[Dataset items]
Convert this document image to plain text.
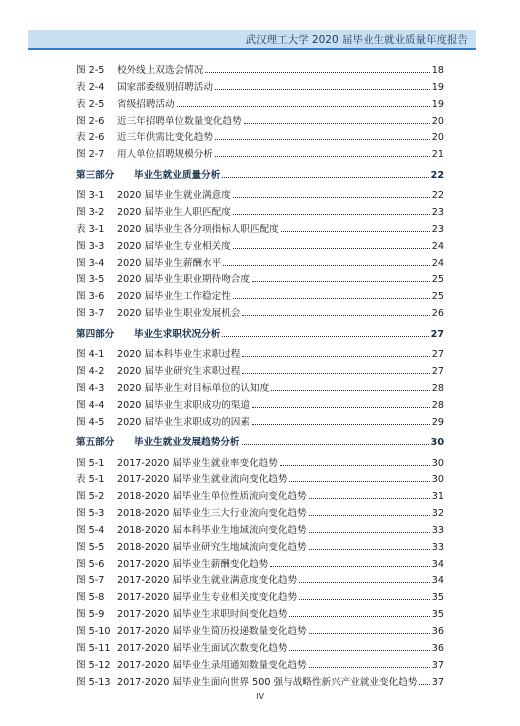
武汉理工大学 2020 届毕业生就业质量年度报告
图 2-5	校外线上双选会情况	18
表 2-4	国家部委级别招聘活动	19
表 2-5	省级招聘活动	19
图 2-6	近三年招聘单位数量变化趋势	20
表 2-6	近三年供需比变化趋势	20
图 2-7	用人单位招聘规模分析	21
第三部分	毕业生就业质量分析	22
图 3-1	2020 届毕业生就业满意度	22
图 3-2	2020 届毕业生人职匹配度	23
表 3-1	2020 届毕业生各分项指标人职匹配度	23
图 3-3	2020 届毕业生专业相关度	24
图 3-4	2020 届毕业生薪酬水平	24
图 3-5	2020 届毕业生职业期待吻合度	25
图 3-6	2020 届毕业生工作稳定性	25
图 3-7	2020 届毕业生职业发展机会	26
第四部分	毕业生求职状况分析	27
图 4-1	2020 届本科毕业生求职过程	27
图 4-2	2020 届毕业研究生求职过程	27
图 4-3	2020 届毕业生对目标单位的认知度	28
图 4-4	2020 届毕业生求职成功的渠道	28
图 4-5	2020 届毕业生求职成功的因素	29
第五部分	毕业生就业发展趋势分析	30
图 5-1	2017-2020 届毕业生就业率变化趋势	30
表 5-1	2017-2020 届毕业生就业流向变化趋势	30
图 5-2	2018-2020 届毕业生单位性质流向变化趋势	31
图 5-3	2018-2020 届毕业生三大行业流向变化趋势	32
图 5-4	2018-2020 届本科毕业生地域流向变化趋势	33
图 5-5	2018-2020 届毕业研究生地域流向变化趋势	33
图 5-6	2017-2020 届毕业生薪酬变化趋势	34
图 5-7	2017-2020 届毕业生就业满意度变化趋势	34
图 5-8	2017-2020 届毕业生专业相关度变化趋势	35
图 5-9	2017-2020 届毕业生求职时间变化趋势	35
图 5-10 2017-2020 届毕业生简历投递数量变化趋势	36
图 5-11 2017-2020 届毕业生面试次数变化趋势	36
图 5-12 2017-2020 届毕业生录用通知数量变化趋势	37
图 5-13 2017-2020 届毕业生面向世界 500 强与战略性新兴产业就业变化趋势 37
IV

— TASK PROMPT —
Extract all the entries word for word; omit any pictures.

— ANSWER IN FULL —
Convert this document image to plain text.
武汉理工大学 2020 届毕业生就业质量年度报告
图 2-5	校外线上双选会情况	18
表 2-4	国家部委级别招聘活动	19
表 2-5	省级招聘活动	19
图 2-6	近三年招聘单位数量变化趋势	20
表 2-6	近三年供需比变化趋势	20
图 2-7	用人单位招聘规模分析	21
第三部分	毕业生就业质量分析	22
图 3-1	2020 届毕业生就业满意度	22
图 3-2	2020 届毕业生人职匹配度	23
表 3-1	2020 届毕业生各分项指标人职匹配度	23
图 3-3	2020 届毕业生专业相关度	24
图 3-4	2020 届毕业生薪酬水平	24
图 3-5	2020 届毕业生职业期待吻合度	25
图 3-6	2020 届毕业生工作稳定性	25
图 3-7	2020 届毕业生职业发展机会	26
第四部分	毕业生求职状况分析	27
图 4-1	2020 届本科毕业生求职过程	27
图 4-2	2020 届毕业研究生求职过程	27
图 4-3	2020 届毕业生对目标单位的认知度	28
图 4-4	2020 届毕业生求职成功的渠道	28
图 4-5	2020 届毕业生求职成功的因素	29
第五部分	毕业生就业发展趋势分析	30
图 5-1	2017-2020 届毕业生就业率变化趋势	30
表 5-1	2017-2020 届毕业生就业流向变化趋势	30
图 5-2	2018-2020 届毕业生单位性质流向变化趋势	31
图 5-3	2018-2020 届毕业生三大行业流向变化趋势	32
图 5-4	2018-2020 届本科毕业生地域流向变化趋势	33
图 5-5	2018-2020 届毕业研究生地域流向变化趋势	33
图 5-6	2017-2020 届毕业生薪酬变化趋势	34
图 5-7	2017-2020 届毕业生就业满意度变化趋势	34
图 5-8	2017-2020 届毕业生专业相关度变化趋势	35
图 5-9	2017-2020 届毕业生求职时间变化趋势	35
图 5-10 2017-2020 届毕业生简历投递数量变化趋势	36
图 5-11 2017-2020 届毕业生面试次数变化趋势	36
图 5-12 2017-2020 届毕业生录用通知数量变化趋势	37
图 5-13 2017-2020 届毕业生面向世界 500 强与战略性新兴产业就业变化趋势 37
IV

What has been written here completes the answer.